* _EXERCISE DESCRIPTION_:
Copy each line of the entries that contains the word "Duration".

Records from a data source
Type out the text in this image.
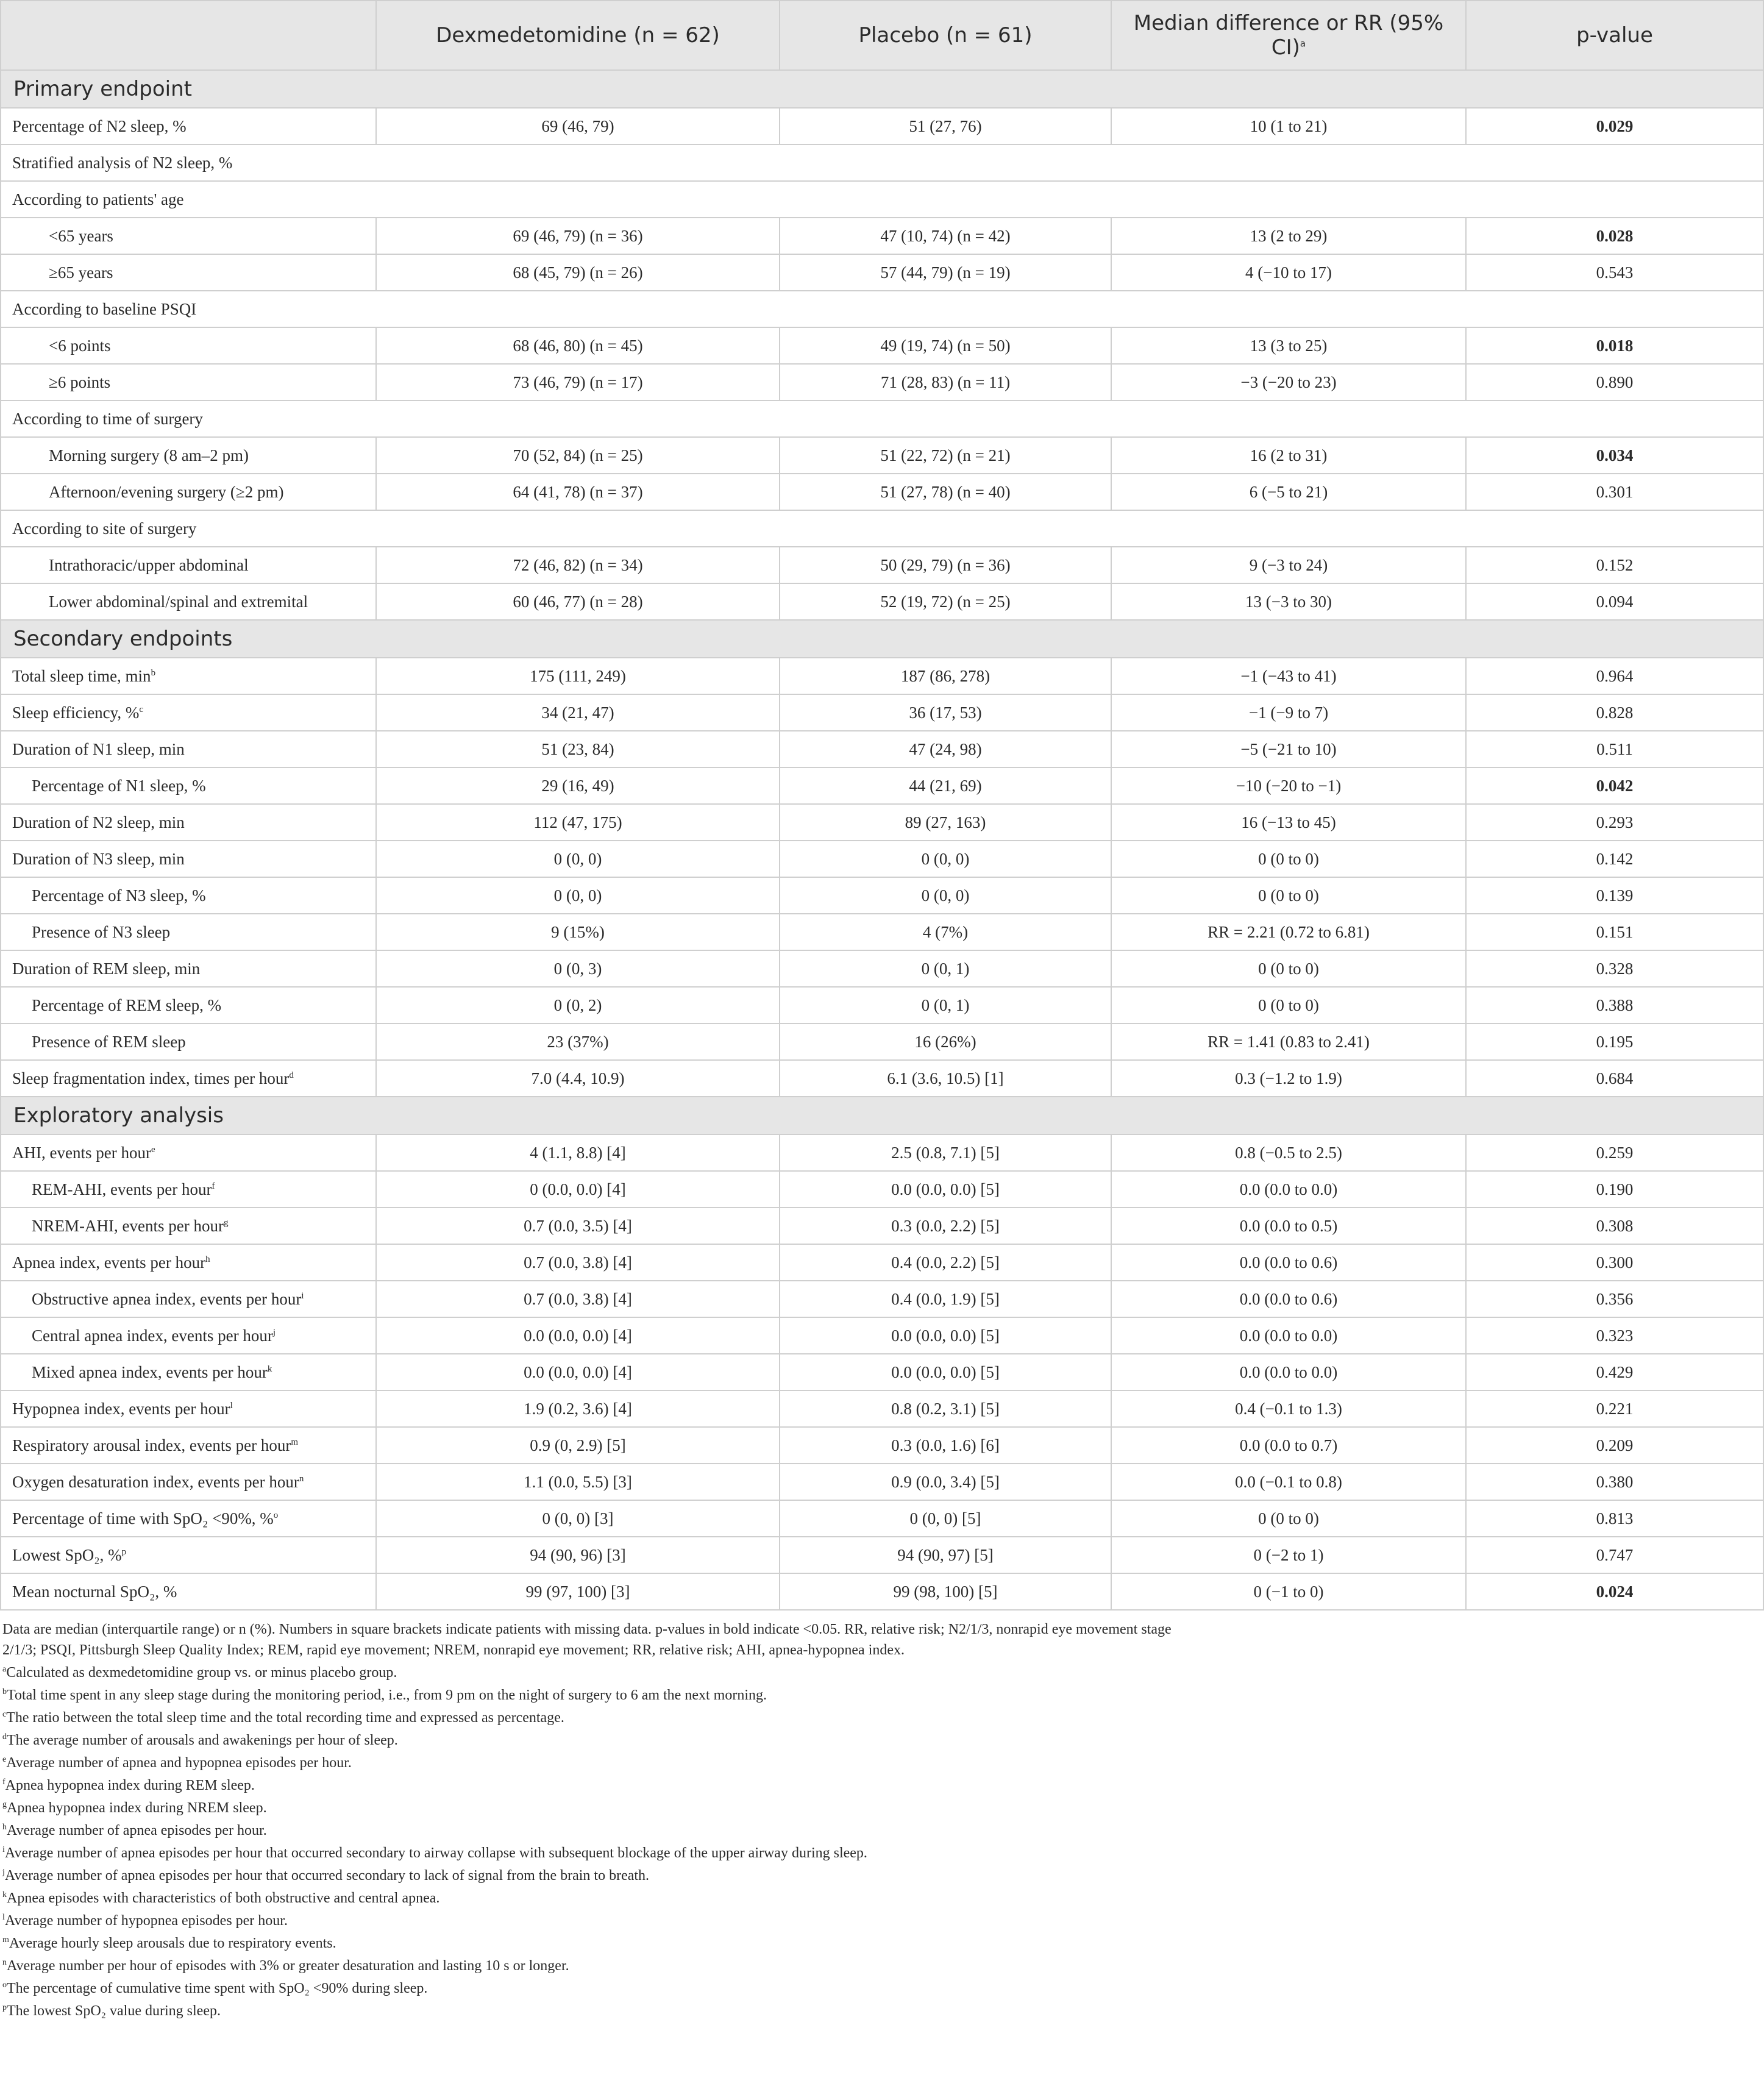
	Dexmedetomidine (n = 62)	Placebo (n = 61)	Median difference or RR (95% CI)$^a$	p-value
Primary endpoint				
Percentage of N2 sleep, %	69 (46, 79)	51 (27, 76)	10 (1 to 21)	0.029
Stratified analysis of N2 sleep, %				
According to patients' age				
<65 years	69 (46, 79) (n = 36)	47 (10, 74) (n = 42)	13 (2 to 29)	0.028
≥65 years	68 (45, 79) (n = 26)	57 (44, 79) (n = 19)	4 (−10 to 17)	0.543
According to baseline PSQI				
<6 points	68 (46, 80) (n = 45)	49 (19, 74) (n = 50)	13 (3 to 25)	0.018
≥6 points	73 (46, 79) (n = 17)	71 (28, 83) (n = 11)	−3 (−20 to 23)	0.890
According to time of surgery				
Morning surgery (8 am–2 pm)	70 (52, 84) (n = 25)	51 (22, 72) (n = 21)	16 (2 to 31)	0.034
Afternoon/evening surgery (≥2 pm)	64 (41, 78) (n = 37)	51 (27, 78) (n = 40)	6 (−5 to 21)	0.301
According to site of surgery				
Intrathoracic/upper abdominal	72 (46, 82) (n = 34)	50 (29, 79) (n = 36)	9 (−3 to 24)	0.152
Lower abdominal/spinal and extremital	60 (46, 77) (n = 28)	52 (19, 72) (n = 25)	13 (−3 to 30)	0.094
Secondary endpoints				
Total sleep time, $\min^b$	175 (111, 249)	187 (86, 278)	−1 (−43 to 41)	0.964
Sleep efficiency, %$^c$	34 (21, 47)	36 (17, 53)	−1 (−9 to 7)	0.828
Duration of N1 sleep, min	51 (23, 84)	47 (24, 98)	−5 (−21 to 10)	0.511
Percentage of N1 sleep, %	29 (16, 49)	44 (21, 69)	−10 (−20 to −1)	0.042
Duration of N2 sleep, min	112 (47, 175)	89 (27, 163)	16 (−13 to 45)	0.293
Duration of N3 sleep, min	0 (0, 0)	0 (0, 0)	0 (0 to 0)	0.142
Percentage of N3 sleep, %	0 (0, 0)	0 (0, 0)	0 (0 to 0)	0.139
Presence of N3 sleep	9 (15%)	4 (7%)	RR = 2.21 (0.72 to 6.81)	0.151
Duration of REM sleep, min	0 (0, 3)	0 (0, 1)	0 (0 to 0)	0.328
Percentage of REM sleep, %	0 (0, 2)	0 (0, 1)	0 (0 to 0)	0.388
Presence of REM sleep	23 (37%)	16 (26%)	RR = 1.41 (0.83 to 2.41)	0.195
Sleep fragmentation index, times per hour$^d$	7.0 (4.4, 10.9)	6.1 (3.6, 10.5) [1]	0.3 (−1.2 to 1.9)	0.684
Exploratory analysis				
AHI, events per hour$^e$	4 (1.1, 8.8) [4]	2.5 (0.8, 7.1) [5]	0.8 (−0.5 to 2.5)	0.259
REM-AHI, events per hour$^f$	0 (0.0, 0.0) [4]	0.0 (0.0, 0.0) [5]	0.0 (0.0 to 0.0)	0.190
NREM-AHI, events per hour$^g$	0.7 (0.0, 3.5) [4]	0.3 (0.0, 2.2) [5]	0.0 (0.0 to 0.5)	0.308
Apnea index, events per hour$^h$	0.7 (0.0, 3.8) [4]	0.4 (0.0, 2.2) [5]	0.0 (0.0 to 0.6)	0.300
Obstructive apnea index, events per hour$^i$	0.7 (0.0, 3.8) [4]	0.4 (0.0, 1.9) [5]	0.0 (0.0 to 0.6)	0.356
Central apnea index, events per hour$^j$	0.0 (0.0, 0.0) [4]	0.0 (0.0, 0.0) [5]	0.0 (0.0 to 0.0)	0.323
Mixed apnea index, events per hour$^k$	0.0 (0.0, 0.0) [4]	0.0 (0.0, 0.0) [5]	0.0 (0.0 to 0.0)	0.429
Hypopnea index, events per hour$^l$	1.9 (0.2, 3.6) [4]	0.8 (0.2, 3.1) [5]	0.4 (−0.1 to 1.3)	0.221
Respiratory arousal index, events per hour$^m$	0.9 (0, 2.9) [5]	0.3 (0.0, 1.6) [6]	0.0 (0.0 to 0.7)	0.209
Oxygen desaturation index, events per hour$^n$	1.1 (0.0, 5.5) [3]	0.9 (0.0, 3.4) [5]	0.0 (−0.1 to 0.8)	0.380
Percentage of time with SpO₂ <90%, %$^o$	0 (0, 0) [3]	0 (0, 0) [5]	0 (0 to 0)	0.813
Lowest SpO₂, %$^p$	94 (90, 96) [3]	94 (90, 97) [5]	0 (−2 to 1)	0.747
Mean nocturnal SpO₂, %	99 (97, 100) [3]	99 (98, 100) [5]	0 (−1 to 0)	0.024

Data are median (interquartile range) or n (%). Numbers in square brackets indicate patients with missing data. p-values in bold indicate <0.05. RR, relative risk; N2/1/3, nonrapid eye movement stage 2/1/3; PSQI, Pittsburgh Sleep Quality Index; REM, rapid eye movement; NREM, nonrapid eye movement; RR, relative risk; AHI, apnea-hypopnea index.

$^a$Calculated as dexmedetomidine group vs. or minus placebo group.

$^b$Total time spent in any sleep stage during the monitoring period, i.e., from 9 pm on the night of surgery to 6 am the next morning.

$^c$The ratio between the total sleep time and the total recording time and expressed as percentage.

$^d$The average number of arousals and awakenings per hour of sleep.

$^e$Average number of apnea and hypopnea episodes per hour.

$^f$Apnea hypopnea index during REM sleep.

$^g$Apnea hypopnea index during NREM sleep.

$^h$Average number of apnea episodes per hour.

$^i$Average number of apnea episodes per hour that occurred secondary to airway collapse with subsequent blockage of the upper airway during sleep.

$^j$Average number of apnea episodes per hour that occurred secondary to lack of signal from the brain to breath.

$^k$Apnea episodes with characteristics of both obstructive and central apnea.

$^l$Average number of hypopnea episodes per hour.

$^m$Average hourly sleep arousals due to respiratory events.

$^n$Average number per hour of episodes with 3% or greater desaturation and lasting 10 s or longer.

$^o$The percentage of cumulative time spent with SpO₂ <90% during sleep.

$^p$The lowest SpO₂ value during sleep.
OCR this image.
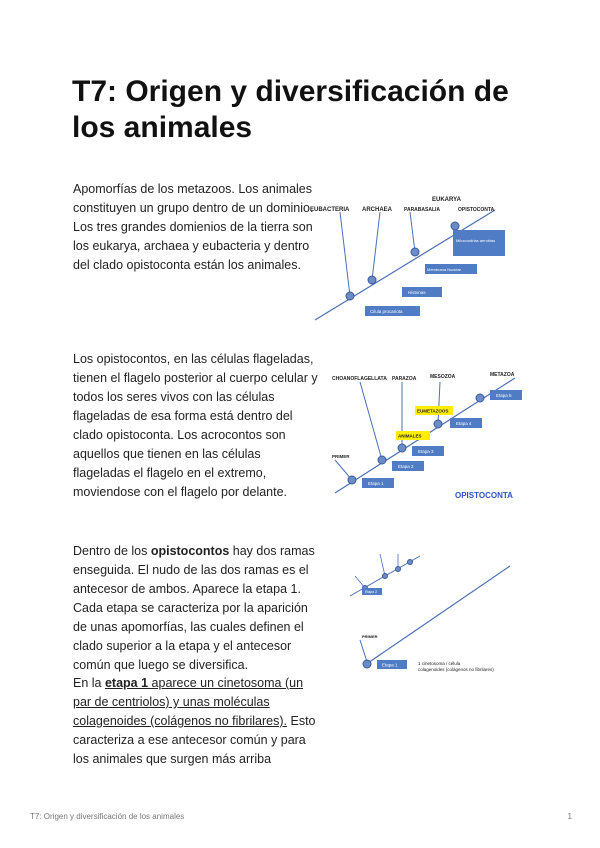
T7: Origen y diversificación de los animales

Apomorfías de los metazoos. Los animales constituyen un grupo dentro de un dominio. Los tres grandes domienios de la tierra son los eukarya, archaea y eubacteria y dentro del clado opistoconta están los animales.

Los opistocontos, en las células flageladas, tienen el flagelo posterior al cuerpo celular y todos los seres vivos con las células flageladas de esa forma está dentro del clado opistoconta. Los acrocontos son aquellos que tienen en las células flageladas el flagelo en el extremo, moviendose con el flagelo por delante.

Dentro de los opistocontos hay dos ramas enseguida. El nudo de las dos ramas es el antecesor de ambos. Aparece la etapa 1. Cada etapa se caracteriza por la aparición de unas apomorfías, las cuales definen el clado superior a la etapa y el antecesor común que luego se diversifica.

En la etapa 1 aparece un cinetosoma (un par de centriolos) y unas moléculas colagenoides (colágenos no fibrilares). Esto caracteriza a ese antecesor común y para los animales que surgen más arriba

EUBACTERIA ARCHAEA PARABASALIA
EUKARYA
OPISTOCONTA
Cilula procariota
Histonas
Membrana Nuclear
Mitocondrias aerobias
CHOANOFLAGELLATA PARAZOA	MESOZOA	METAZOA
PRIMER
Etapa 1
Etapa 2
Etapa 3
Etapa 4
Etapa 5
EUMETAZOOS
ANIMALES
OPISTOCONTA
Etapa 2
PRIMER
Etapa 1	1 cinetosoma / célula
colagenoides (colágenos no fibrilares)
T7: Origen y diversificación de los animales	1
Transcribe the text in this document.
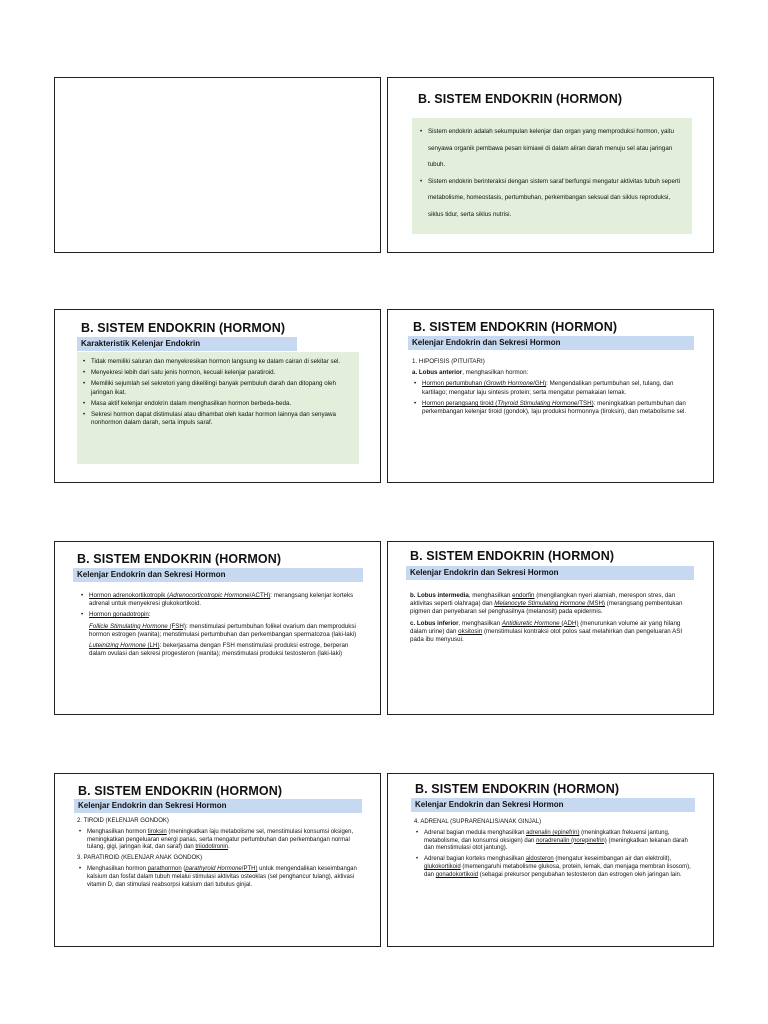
B. SISTEM ENDOKRIN (HORMON)
• Sistem endokrin adalah sekumpulan kelenjar dan organ yang memproduksi hormon, yaitu senyawa organik pembawa pesan kimiawi di dalam aliran darah menuju sel atau jaringan tubuh.
• Sistem endokrin berinteraksi dengan sistem saraf berfungsi mengatur aktivitas tubuh seperti metabolisme, homeostasis, pertumbuhan, perkembangan seksual dan siklus reproduksi, siklus tidur, serta siklus nutrisi.
B. SISTEM ENDOKRIN (HORMON)
Karakteristik Kelenjar Endokrin
• Tidak memiliki saluran dan menyekresikan hormon langsung ke dalam cairan di sekitar sel.
• Menyekresi lebih dari satu jenis hormon, kecuali kelenjar paratiroid.
• Memiliki sejumlah sel sekretori yang dikelilingi banyak pembuluh darah dan ditopang oleh jaringan ikat.
• Masa aktif kelenjar endokrin dalam menghasilkan hormon berbeda-beda.
• Sekresi hormon dapat distimulasi atau dihambat oleh kadar hormon lainnya dan senyawa nonhormon dalam darah, serta impuls saraf.
B. SISTEM ENDOKRIN (HORMON)
Kelenjar Endokrin dan Sekresi Hormon

1. HIPOFISIS (PITUITARI)

a. Lobus anterior, menghasilkan hormon:

• Hormon pertumbuhan (Growth Hormone/GH): Mengendalikan pertumbuhan sel, tulang, dan kartilago; mengatur laju sintesis protein; serta mengatur pemakaian lemak.
• Hormon perangsang tiroid (Thyroid Stimulating Hormone/TSH): meningkatkan pertumbuhan dan perkembangan kelenjar tiroid (gondok), laju produksi hormonnya (tiroksin), dan metabolisme sel.
B. SISTEM ENDOKRIN (HORMON)
Kelenjar Endokrin dan Sekresi Hormon
• Hormon adrenokortikotropik (Adrenocorticotropic Hormone/ACTH): merangsang kelenjar korteks adrenal untuk menyekresi glukokortikoid.
• Hormon gonadotropin:

Follicle Stimulating Hormone (FSH): menstimulasi pertumbuhan folikel ovarium dan memproduksi hormon estrogen (wanita); menstimulasi pertumbuhan dan perkembangan spermatozoa (laki-laki)

Luteinizing Hormone (LH): bekerjasama dengan FSH menstimulasi produksi estroge, berperan dalam ovulasi dan sekresi progesteron (wanita); menstimulasi produksi testosteron (laki-laki)

B. SISTEM ENDOKRIN (HORMON)
Kelenjar Endokrin dan Sekresi Hormon

b. Lobus intermedia, menghasilkan endorfin (mengilangkan nyeri alamiah, merespon stres, dan aktivitas seperti olahraga) dan Melanocyte Stimulating Hormone (MSH) (merangsang pembentukan pigmen dan penyebaran sel penghasilnya (melanosit) pada epidermis.

c. Lobus inferior, menghasilkan Antidiuretic Hormone (ADH) (menurunkan volume air yang hilang dalam urine) dan oksitosin (menstimulasi kontraksi otot polos saat melahirkan dan pengeluaran ASI pada ibu menyusui.

B. SISTEM ENDOKRIN (HORMON)
Kelenjar Endokrin dan Sekresi Hormon

2. TIROID (KELENJAR GONDOK)

• Menghasilkan hormon tiroksin (meningkatkan laju metabolisme sel, menstimulasi konsumsi oksigen, meningkatkan pengeluaran energi panas, serta mengatur pertumbuhan dan perkembangan normal tulang, gigi, jaringan ikat, dan saraf) dan triiodotironin.

3. PARATIROID (KELENJAR ANAK GONDOK)

• Menghasilkan hormon parathormon (parathyroid Hormone/PTH) untuk mengendalikan keseimbangan kalsium dan fosfat dalam tubuh melalui stimulasi aktivitas osteoklas (sel penghancur tulang), aktivasi vitamin D, dan stimulasi reabsorpsi kalsium dari tubulus ginjal.
B. SISTEM ENDOKRIN (HORMON)
Kelenjar Endokrin dan Sekresi Hormon

4. ADRENAL (SUPRARENALIS/ANAK GINJAL)

• Adrenal bagian medula menghasilkan adrenalin (epinefrin) (meningkatkan frekuensi jantung, metabolisme, dan konsumsi oksigen) dan noradrenalin (norepinefrin) (meningkatkan tekanan darah dan menstimulasi otot jantung).
• Adrenal bagian korteks menghasilkan aldosteron (mengatur keseimbangan air dan elektrolit), glukokortikoid (memengaruhi metabolisme glukosa, protein, lemak, dan menjaga membran lisosom), dan gonadokortikoid (sebagai prekursor pengubahan testosteron dan estrogen oleh jaringan lain.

* _EXERCISE ANSWER_:
Duration of N1 sleep, min	51 (23, 84)	47 (24, 98)	−5 (−21 to 10)	0.511
Duration of N2 sleep, min	112 (47, 175)	89 (27, 163)	16 (−13 to 45)	0.293
Duration of N3 sleep, min	0 (0, 0)	0 (0, 0)	0 (0 to 0)	0.142
Duration of REM sleep, min	0 (0, 3)	0 (0, 1)	0 (0 to 0)	0.328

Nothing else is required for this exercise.